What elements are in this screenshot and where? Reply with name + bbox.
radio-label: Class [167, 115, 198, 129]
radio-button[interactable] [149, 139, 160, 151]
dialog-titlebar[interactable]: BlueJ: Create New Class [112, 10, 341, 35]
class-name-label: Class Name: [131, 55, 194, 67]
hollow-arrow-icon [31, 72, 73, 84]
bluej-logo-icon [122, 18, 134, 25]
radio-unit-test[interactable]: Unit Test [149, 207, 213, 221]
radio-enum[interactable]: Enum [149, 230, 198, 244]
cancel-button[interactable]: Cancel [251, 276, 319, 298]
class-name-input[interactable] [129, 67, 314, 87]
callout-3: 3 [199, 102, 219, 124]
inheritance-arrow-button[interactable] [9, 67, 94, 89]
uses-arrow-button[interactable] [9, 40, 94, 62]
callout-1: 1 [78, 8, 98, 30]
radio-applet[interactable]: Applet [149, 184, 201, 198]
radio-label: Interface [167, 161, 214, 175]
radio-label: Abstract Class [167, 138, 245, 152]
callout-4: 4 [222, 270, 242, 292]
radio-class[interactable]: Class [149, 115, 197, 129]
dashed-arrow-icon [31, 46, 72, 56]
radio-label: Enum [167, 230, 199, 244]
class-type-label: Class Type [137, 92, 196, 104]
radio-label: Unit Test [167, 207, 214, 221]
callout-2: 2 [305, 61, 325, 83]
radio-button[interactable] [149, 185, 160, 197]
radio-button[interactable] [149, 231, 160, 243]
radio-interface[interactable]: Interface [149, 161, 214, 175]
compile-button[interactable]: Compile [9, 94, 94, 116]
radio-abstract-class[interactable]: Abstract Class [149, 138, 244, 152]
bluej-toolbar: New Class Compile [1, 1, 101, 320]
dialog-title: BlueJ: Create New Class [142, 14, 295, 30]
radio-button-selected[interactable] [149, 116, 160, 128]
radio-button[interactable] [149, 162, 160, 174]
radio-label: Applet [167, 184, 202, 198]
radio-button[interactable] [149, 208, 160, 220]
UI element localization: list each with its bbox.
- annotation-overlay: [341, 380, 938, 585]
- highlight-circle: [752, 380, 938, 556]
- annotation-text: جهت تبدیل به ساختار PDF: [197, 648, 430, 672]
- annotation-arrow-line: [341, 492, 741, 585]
-=-=-
- [任务说明]: 能把上面的全部记录一字不差地重新写一遍吗？请保持原有的行序。

- [回答如下]:
What elements are in this screenshot and where? Reply with name + bbox.
radio-label: Class [167, 115, 198, 129]
radio-button[interactable] [149, 139, 160, 151]
dialog-titlebar[interactable]: BlueJ: Create New Class [112, 10, 341, 35]
class-name-label: Class Name: [131, 55, 194, 67]
hollow-arrow-icon [31, 72, 73, 84]
bluej-logo-icon [122, 18, 134, 25]
radio-unit-test[interactable]: Unit Test [149, 207, 213, 221]
radio-enum[interactable]: Enum [149, 230, 198, 244]
cancel-button[interactable]: Cancel [251, 276, 319, 298]
class-name-input[interactable] [129, 67, 314, 87]
callout-3: 3 [199, 102, 219, 124]
inheritance-arrow-button[interactable] [9, 67, 94, 89]
uses-arrow-button[interactable] [9, 40, 94, 62]
callout-1: 1 [78, 8, 98, 30]
radio-applet[interactable]: Applet [149, 184, 201, 198]
radio-label: Interface [167, 161, 214, 175]
radio-label: Abstract Class [167, 138, 245, 152]
callout-4: 4 [222, 270, 242, 292]
radio-class[interactable]: Class [149, 115, 197, 129]
dashed-arrow-icon [31, 46, 72, 56]
radio-label: Enum [167, 230, 199, 244]
class-type-label: Class Type [137, 92, 196, 104]
radio-label: Unit Test [167, 207, 214, 221]
callout-2: 2 [305, 61, 325, 83]
radio-button[interactable] [149, 185, 160, 197]
radio-button[interactable] [149, 231, 160, 243]
radio-interface[interactable]: Interface [149, 161, 214, 175]
compile-button[interactable]: Compile [9, 94, 94, 116]
radio-abstract-class[interactable]: Abstract Class [149, 138, 244, 152]
bluej-toolbar: New Class Compile [1, 1, 101, 320]
dialog-title: BlueJ: Create New Class [142, 14, 295, 30]
radio-button-selected[interactable] [149, 116, 160, 128]
radio-button[interactable] [149, 162, 160, 174]
radio-label: Applet [167, 184, 202, 198]
radio-button[interactable] [149, 208, 160, 220]
UI element localization: list each with its bbox.
- annotation-overlay: [341, 380, 938, 585]
- highlight-circle: [752, 380, 938, 556]
- annotation-text: جهت تبدیل به ساختار PDF: [197, 648, 430, 672]
- annotation-arrow-line: [341, 492, 741, 585]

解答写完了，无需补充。